DIRECTIVE
Extract each line of the data below exactly as written.

Collection entries
.....

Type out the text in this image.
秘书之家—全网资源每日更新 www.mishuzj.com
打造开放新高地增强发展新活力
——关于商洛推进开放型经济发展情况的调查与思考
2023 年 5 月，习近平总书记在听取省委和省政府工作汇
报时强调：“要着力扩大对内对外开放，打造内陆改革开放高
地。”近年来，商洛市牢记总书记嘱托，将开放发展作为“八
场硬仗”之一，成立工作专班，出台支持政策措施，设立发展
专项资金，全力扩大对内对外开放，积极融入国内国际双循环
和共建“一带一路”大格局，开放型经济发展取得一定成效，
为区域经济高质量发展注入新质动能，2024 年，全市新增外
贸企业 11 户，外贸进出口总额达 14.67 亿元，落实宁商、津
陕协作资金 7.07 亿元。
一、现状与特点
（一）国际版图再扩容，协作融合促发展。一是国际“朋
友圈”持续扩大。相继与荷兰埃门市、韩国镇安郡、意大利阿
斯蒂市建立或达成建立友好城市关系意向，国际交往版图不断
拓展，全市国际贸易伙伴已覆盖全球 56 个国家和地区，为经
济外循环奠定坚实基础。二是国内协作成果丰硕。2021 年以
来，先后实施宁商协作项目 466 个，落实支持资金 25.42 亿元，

.....

EXERCISE ANSWER
Type out the text in this image.
秘书之家—全网资源每日更新 www.mishuzj.com
打造开放新高地增强发展新活力
——关于商洛推进开放型经济发展情况的调查与思考
2023 年 5 月，习近平总书记在听取省委和省政府工作汇
报时强调：“要着力扩大对内对外开放，打造内陆改革开放高
地。”近年来，商洛市牢记总书记嘱托，将开放发展作为“八
场硬仗”之一，成立工作专班，出台支持政策措施，设立发展
专项资金，全力扩大对内对外开放，积极融入国内国际双循环
和共建“一带一路”大格局，开放型经济发展取得一定成效，
为区域经济高质量发展注入新质动能，2024 年，全市新增外
贸企业 11 户，外贸进出口总额达 14.67 亿元，落实宁商、津
陕协作资金 7.07 亿元。
一、现状与特点
（一）国际版图再扩容，协作融合促发展。一是国际“朋
友圈”持续扩大。相继与荷兰埃门市、韩国镇安郡、意大利阿
斯蒂市建立或达成建立友好城市关系意向，国际交往版图不断
拓展，全市国际贸易伙伴已覆盖全球 56 个国家和地区，为经
济外循环奠定坚实基础。二是国内协作成果丰硕。2021 年以
来，先后实施宁商协作项目 466 个，落实支持资金 25.42 亿元，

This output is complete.